--- START OF Input records ---

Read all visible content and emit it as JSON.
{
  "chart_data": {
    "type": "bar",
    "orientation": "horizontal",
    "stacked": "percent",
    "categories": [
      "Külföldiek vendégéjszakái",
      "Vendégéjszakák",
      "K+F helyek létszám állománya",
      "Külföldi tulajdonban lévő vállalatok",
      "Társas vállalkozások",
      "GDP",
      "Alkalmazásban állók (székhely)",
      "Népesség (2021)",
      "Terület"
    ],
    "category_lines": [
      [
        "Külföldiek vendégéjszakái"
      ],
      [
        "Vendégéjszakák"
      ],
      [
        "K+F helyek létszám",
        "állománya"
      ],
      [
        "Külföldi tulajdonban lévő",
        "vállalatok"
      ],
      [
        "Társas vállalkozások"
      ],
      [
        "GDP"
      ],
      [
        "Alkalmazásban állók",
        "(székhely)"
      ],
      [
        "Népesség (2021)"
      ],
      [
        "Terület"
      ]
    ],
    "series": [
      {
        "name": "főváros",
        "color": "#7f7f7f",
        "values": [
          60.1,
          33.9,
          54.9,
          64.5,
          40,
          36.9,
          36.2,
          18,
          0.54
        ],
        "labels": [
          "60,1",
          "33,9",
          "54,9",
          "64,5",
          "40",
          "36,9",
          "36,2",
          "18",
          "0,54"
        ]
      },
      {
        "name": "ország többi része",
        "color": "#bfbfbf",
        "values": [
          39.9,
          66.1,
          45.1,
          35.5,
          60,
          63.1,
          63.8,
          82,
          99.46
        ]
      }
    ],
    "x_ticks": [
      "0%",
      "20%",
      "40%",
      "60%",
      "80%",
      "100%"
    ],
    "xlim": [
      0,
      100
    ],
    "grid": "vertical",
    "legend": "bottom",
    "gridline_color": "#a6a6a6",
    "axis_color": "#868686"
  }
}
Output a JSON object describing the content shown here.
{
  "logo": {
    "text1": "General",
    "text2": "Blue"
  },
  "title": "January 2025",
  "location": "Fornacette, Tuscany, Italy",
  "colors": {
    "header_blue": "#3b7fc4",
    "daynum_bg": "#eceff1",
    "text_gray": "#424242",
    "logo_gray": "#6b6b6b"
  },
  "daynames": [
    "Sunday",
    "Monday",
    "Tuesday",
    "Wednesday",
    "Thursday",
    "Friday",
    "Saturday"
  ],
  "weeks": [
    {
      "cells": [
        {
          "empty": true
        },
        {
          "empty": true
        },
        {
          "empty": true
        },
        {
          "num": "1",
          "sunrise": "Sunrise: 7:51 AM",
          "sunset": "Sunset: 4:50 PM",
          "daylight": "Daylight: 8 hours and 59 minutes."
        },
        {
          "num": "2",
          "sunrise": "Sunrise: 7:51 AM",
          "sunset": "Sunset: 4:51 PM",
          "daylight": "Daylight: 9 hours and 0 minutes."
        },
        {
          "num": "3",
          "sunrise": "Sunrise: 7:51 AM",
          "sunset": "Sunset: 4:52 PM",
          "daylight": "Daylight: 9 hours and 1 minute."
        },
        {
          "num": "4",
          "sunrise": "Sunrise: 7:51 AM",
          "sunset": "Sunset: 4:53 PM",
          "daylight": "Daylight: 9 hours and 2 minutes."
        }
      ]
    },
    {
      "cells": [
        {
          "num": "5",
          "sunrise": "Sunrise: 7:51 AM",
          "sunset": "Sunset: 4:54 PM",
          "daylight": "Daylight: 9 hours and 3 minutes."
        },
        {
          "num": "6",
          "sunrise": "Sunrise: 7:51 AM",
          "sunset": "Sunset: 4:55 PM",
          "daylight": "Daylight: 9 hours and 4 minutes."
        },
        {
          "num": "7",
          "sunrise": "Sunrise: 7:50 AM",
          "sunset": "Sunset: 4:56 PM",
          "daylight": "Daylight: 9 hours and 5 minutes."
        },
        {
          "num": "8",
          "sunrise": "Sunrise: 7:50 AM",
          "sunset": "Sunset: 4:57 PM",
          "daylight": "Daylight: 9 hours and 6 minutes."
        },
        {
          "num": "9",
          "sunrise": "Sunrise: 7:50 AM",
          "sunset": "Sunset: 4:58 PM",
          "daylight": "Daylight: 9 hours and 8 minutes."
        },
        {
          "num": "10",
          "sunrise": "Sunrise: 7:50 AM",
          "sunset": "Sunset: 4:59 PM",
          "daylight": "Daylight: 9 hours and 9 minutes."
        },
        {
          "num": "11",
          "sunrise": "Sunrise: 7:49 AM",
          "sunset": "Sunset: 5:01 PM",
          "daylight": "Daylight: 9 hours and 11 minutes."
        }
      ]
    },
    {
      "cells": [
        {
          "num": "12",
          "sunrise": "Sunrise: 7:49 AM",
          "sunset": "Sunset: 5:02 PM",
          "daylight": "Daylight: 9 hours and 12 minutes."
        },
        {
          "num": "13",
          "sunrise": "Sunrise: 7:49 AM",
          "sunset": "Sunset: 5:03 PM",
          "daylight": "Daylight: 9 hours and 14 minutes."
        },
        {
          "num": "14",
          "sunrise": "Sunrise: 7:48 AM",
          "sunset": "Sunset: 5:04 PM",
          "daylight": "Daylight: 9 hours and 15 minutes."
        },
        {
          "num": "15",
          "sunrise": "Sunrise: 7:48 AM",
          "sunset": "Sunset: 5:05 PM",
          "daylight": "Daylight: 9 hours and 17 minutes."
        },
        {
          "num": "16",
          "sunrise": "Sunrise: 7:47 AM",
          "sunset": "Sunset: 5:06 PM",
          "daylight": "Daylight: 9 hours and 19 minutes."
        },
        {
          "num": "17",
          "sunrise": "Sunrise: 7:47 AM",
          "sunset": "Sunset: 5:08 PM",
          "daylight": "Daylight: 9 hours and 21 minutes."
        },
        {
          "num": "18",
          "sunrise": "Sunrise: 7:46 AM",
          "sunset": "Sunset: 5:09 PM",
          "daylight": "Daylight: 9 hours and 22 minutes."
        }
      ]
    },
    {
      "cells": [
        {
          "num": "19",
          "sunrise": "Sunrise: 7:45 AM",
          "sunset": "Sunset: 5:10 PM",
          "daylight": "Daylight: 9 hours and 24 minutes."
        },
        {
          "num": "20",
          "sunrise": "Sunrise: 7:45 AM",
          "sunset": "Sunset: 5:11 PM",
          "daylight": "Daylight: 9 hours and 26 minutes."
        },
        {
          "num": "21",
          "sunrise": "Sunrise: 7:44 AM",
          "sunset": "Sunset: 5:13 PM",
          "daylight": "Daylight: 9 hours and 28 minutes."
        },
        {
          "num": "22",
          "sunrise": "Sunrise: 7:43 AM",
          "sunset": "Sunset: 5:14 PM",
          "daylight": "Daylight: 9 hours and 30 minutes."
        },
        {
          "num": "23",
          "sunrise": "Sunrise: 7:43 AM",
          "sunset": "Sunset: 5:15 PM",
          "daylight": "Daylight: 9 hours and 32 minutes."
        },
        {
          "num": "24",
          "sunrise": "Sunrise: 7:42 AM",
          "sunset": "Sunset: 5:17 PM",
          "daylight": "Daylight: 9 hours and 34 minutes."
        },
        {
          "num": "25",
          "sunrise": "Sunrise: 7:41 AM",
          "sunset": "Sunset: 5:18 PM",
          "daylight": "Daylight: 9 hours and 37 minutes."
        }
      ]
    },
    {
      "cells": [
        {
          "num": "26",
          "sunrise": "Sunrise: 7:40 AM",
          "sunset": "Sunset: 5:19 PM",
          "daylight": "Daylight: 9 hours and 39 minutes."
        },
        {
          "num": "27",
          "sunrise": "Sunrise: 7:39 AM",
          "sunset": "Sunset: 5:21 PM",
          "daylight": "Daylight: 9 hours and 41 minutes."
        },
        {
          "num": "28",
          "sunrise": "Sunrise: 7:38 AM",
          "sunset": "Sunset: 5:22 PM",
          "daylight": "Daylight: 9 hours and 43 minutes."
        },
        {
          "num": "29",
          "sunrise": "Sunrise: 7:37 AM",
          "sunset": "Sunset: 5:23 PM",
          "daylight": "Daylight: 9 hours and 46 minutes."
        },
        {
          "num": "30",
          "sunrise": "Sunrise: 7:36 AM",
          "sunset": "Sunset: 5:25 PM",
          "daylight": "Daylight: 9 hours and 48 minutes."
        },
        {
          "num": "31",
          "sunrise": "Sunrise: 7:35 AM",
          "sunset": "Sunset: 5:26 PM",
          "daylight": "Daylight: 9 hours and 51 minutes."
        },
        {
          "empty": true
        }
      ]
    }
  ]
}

--- END OF Input records ---

Job: What is the number of lines in the data above that include the word "állománya"? Answer with that number only.

Solution: 2